**What you need to do:** Say how many lines contain the string "accredito". Give no other output.

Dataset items
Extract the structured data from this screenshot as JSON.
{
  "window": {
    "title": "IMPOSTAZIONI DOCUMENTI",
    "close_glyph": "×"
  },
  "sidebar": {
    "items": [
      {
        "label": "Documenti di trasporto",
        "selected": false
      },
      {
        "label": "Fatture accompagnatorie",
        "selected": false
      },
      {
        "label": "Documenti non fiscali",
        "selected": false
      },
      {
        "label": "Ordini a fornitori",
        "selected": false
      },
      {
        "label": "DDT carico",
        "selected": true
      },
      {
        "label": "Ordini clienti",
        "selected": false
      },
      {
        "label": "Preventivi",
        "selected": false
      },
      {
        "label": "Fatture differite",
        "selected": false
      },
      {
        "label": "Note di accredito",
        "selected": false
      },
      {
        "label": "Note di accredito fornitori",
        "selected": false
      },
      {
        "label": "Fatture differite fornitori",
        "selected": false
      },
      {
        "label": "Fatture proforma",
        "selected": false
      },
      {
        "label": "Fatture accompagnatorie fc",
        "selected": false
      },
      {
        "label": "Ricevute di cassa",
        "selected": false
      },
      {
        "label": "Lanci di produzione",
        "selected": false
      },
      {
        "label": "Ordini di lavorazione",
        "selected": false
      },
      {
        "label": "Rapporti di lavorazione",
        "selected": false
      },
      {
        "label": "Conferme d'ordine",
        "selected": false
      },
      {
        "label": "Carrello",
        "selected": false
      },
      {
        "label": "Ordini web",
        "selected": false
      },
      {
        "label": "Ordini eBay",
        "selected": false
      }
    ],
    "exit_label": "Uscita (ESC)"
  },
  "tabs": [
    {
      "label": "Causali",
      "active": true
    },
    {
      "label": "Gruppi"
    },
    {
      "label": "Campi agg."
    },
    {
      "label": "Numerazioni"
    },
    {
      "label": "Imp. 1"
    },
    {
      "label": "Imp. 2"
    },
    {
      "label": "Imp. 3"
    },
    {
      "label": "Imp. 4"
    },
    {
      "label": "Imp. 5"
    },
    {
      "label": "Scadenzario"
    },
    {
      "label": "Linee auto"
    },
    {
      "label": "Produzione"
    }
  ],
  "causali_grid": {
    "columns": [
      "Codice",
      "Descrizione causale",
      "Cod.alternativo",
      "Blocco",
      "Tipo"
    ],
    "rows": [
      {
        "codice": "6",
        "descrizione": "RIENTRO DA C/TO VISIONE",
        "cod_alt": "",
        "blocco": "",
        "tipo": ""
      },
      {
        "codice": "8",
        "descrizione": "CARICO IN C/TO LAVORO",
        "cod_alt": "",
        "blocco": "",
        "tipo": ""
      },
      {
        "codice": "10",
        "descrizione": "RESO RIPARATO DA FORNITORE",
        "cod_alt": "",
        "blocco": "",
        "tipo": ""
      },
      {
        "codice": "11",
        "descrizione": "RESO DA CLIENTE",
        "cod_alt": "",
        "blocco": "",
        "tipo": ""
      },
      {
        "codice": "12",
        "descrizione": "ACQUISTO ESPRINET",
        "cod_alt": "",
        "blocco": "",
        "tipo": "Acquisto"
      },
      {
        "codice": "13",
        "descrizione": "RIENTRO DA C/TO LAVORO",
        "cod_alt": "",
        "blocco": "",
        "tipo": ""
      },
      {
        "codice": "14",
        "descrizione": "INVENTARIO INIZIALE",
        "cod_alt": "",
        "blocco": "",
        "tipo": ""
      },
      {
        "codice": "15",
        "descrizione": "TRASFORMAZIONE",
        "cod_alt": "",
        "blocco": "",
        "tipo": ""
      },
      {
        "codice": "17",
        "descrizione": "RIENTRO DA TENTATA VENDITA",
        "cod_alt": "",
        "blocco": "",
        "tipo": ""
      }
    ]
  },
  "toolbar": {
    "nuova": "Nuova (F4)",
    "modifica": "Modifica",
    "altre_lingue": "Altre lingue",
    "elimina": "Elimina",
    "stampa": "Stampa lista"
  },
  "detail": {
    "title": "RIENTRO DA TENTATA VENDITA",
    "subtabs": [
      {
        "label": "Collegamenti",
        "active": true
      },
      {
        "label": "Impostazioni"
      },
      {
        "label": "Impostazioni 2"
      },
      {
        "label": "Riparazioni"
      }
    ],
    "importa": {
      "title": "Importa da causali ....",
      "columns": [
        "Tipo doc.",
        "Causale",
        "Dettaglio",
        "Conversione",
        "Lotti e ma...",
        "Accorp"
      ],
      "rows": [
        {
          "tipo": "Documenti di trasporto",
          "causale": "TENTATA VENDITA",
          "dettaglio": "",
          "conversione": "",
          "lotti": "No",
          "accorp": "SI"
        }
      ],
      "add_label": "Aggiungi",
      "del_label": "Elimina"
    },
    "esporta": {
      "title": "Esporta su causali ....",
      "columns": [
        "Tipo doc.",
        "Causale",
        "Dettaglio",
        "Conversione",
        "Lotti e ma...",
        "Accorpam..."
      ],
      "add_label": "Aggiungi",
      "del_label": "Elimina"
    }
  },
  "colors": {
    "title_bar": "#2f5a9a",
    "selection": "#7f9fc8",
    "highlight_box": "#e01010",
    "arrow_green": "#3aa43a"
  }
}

**Solution:** 2